TASK STATEMENT |
Single out the lines of the material that contain "智慧门诊" and copy them.

SUPPLIED MATERIAL |
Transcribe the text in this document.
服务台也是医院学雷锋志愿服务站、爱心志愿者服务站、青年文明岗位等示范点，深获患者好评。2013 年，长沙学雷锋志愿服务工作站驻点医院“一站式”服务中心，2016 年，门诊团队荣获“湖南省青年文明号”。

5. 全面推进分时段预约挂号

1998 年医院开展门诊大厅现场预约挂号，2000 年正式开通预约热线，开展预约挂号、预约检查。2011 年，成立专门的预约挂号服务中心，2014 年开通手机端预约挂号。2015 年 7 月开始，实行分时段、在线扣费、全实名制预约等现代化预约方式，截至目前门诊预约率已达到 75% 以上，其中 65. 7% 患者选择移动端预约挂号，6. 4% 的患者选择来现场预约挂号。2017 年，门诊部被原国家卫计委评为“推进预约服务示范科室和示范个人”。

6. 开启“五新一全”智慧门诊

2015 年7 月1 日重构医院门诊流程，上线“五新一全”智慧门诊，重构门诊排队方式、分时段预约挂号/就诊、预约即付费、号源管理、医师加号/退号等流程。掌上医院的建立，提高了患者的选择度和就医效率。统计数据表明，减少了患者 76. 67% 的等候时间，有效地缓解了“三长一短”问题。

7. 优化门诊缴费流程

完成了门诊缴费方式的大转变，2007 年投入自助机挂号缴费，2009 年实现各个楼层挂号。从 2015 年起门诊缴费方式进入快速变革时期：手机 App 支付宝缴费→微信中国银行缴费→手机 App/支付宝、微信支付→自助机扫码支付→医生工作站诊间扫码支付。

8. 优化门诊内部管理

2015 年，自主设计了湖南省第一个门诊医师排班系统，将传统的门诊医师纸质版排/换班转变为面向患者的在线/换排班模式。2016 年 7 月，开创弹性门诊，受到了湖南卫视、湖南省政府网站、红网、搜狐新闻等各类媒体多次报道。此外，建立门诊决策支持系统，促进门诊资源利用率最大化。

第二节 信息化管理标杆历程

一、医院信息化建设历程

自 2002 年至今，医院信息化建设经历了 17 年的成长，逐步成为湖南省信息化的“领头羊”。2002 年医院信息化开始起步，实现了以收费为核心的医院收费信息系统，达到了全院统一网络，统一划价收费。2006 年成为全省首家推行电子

ANSWER TO THE EXERCISE |
6. 开启“五新一全”智慧门诊
2015 年7 月1 日重构医院门诊流程，上线“五新一全”智慧门诊，重构门诊排队方式、分时段预约挂号/就诊、预约即付费、号源管理、医师加号/退号等流程。掌上医院的建立，提高了患者的选择度和就医效率。统计数据表明，减少了患者 76. 67% 的等候时间，有效地缓解了“三长一短”问题。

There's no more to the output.